:: Task statement ::
Using the listing below, report all lines holding the word "name".

Chart and figure data:
--*--

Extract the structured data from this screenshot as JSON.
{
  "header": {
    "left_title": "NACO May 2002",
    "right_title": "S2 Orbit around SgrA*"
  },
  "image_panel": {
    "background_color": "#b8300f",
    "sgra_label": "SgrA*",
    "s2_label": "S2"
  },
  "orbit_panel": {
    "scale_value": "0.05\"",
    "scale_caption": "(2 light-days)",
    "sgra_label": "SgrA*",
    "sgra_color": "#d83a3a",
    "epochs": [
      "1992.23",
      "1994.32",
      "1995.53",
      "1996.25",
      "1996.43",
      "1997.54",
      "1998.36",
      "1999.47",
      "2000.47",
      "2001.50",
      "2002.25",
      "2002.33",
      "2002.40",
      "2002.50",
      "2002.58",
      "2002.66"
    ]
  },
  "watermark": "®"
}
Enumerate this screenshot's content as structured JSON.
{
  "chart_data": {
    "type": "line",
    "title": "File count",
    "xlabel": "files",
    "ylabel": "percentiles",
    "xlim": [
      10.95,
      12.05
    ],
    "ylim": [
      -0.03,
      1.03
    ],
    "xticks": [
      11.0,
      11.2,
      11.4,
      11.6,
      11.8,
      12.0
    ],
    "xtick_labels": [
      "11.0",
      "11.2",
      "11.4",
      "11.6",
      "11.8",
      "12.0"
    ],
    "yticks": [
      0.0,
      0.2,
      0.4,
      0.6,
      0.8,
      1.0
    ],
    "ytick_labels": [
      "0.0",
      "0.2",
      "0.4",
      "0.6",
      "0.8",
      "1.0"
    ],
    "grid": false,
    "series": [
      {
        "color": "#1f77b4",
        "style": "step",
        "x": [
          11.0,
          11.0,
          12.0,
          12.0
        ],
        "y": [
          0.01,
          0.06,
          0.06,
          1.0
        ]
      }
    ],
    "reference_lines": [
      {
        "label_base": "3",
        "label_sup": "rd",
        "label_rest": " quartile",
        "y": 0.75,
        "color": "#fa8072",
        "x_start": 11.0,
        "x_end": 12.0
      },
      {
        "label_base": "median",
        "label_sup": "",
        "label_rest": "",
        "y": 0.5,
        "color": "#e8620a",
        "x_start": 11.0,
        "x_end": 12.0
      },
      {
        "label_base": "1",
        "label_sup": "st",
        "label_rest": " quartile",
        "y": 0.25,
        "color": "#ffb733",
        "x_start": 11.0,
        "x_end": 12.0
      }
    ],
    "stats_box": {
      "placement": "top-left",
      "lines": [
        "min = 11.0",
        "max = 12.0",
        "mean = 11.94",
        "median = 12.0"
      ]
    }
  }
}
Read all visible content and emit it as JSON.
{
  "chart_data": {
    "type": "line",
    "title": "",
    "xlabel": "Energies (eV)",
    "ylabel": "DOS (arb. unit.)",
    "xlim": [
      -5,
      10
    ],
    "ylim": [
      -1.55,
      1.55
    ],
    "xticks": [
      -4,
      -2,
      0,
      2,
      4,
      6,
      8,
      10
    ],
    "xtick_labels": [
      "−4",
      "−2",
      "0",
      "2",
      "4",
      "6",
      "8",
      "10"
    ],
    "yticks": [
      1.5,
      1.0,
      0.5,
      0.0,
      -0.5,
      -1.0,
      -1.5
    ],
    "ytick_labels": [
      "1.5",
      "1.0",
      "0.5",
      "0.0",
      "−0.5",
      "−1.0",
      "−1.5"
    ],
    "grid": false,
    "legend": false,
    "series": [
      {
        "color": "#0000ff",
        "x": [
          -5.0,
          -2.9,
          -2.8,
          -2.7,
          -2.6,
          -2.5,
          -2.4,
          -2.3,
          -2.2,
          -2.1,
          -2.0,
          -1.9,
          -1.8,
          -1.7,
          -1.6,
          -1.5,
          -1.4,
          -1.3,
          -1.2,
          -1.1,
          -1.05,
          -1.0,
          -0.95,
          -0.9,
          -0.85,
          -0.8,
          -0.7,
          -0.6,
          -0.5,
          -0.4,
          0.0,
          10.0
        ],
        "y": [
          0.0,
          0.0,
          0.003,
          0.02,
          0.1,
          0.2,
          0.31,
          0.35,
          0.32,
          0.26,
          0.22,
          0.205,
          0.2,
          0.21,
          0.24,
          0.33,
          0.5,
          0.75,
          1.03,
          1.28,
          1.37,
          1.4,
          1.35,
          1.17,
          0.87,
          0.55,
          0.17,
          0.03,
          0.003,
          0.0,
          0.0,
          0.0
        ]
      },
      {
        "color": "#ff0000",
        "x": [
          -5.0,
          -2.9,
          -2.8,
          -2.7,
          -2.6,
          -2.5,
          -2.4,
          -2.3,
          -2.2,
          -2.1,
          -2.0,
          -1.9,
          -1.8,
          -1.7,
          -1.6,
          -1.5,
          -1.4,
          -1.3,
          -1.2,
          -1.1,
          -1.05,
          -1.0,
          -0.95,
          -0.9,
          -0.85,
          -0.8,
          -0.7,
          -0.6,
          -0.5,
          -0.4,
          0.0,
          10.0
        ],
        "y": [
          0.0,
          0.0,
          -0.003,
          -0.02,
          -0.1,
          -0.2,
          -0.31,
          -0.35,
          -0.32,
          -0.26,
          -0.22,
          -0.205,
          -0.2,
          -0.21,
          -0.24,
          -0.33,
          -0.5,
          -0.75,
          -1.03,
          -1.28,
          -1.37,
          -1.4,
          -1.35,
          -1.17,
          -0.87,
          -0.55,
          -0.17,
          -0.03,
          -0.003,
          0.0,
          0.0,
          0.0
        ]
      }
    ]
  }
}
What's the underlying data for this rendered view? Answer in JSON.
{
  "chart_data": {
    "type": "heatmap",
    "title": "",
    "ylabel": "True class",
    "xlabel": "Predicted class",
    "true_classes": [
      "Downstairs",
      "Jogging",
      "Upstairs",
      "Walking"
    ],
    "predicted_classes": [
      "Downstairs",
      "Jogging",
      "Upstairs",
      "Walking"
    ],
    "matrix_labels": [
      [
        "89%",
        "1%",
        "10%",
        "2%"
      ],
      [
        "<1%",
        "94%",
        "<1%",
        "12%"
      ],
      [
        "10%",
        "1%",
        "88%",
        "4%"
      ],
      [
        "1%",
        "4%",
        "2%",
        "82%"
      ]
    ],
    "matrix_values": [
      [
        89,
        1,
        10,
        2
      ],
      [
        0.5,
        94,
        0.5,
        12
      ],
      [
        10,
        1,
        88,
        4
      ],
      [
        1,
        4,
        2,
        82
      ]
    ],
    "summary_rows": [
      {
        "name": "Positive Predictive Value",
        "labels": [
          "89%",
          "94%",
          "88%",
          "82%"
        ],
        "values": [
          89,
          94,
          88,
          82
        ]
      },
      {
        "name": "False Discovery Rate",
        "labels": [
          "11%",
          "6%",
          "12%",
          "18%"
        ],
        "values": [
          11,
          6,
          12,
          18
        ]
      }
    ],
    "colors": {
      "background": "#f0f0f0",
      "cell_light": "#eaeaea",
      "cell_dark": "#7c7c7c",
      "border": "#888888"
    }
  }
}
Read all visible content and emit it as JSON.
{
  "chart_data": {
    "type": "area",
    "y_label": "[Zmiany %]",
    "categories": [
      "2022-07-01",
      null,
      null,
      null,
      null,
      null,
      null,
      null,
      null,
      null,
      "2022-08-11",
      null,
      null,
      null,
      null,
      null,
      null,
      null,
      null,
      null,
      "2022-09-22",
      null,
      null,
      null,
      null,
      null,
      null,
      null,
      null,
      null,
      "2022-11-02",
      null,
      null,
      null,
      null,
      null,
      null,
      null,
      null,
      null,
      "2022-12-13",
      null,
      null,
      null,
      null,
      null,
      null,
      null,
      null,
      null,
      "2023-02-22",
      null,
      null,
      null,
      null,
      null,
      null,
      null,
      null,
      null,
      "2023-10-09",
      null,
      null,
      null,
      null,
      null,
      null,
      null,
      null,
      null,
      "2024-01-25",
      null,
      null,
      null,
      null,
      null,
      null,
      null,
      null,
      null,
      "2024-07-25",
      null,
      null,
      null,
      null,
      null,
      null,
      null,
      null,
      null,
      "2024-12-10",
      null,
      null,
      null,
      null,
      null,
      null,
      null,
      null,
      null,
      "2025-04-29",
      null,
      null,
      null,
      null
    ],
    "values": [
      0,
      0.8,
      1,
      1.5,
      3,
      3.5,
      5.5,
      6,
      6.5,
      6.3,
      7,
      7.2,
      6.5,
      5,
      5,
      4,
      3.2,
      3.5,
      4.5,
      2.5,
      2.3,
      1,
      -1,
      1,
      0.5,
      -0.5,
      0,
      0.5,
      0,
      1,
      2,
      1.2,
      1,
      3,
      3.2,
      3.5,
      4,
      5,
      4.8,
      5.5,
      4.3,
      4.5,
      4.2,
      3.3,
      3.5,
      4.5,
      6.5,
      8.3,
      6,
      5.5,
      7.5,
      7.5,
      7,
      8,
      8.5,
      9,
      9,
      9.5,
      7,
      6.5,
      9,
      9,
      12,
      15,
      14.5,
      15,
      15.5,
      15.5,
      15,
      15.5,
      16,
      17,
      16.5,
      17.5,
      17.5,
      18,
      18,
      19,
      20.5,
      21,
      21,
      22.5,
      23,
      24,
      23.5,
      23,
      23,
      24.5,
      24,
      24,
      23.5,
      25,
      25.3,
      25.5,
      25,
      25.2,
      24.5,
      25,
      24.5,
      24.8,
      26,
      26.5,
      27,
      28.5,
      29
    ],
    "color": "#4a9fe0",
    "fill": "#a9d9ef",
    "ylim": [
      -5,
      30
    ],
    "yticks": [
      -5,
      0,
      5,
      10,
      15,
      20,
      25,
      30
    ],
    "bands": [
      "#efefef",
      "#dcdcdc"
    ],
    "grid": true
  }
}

--*--

:: Correct result ::
        "name": "Positive Predictive Value",
        "name": "False Discovery Rate",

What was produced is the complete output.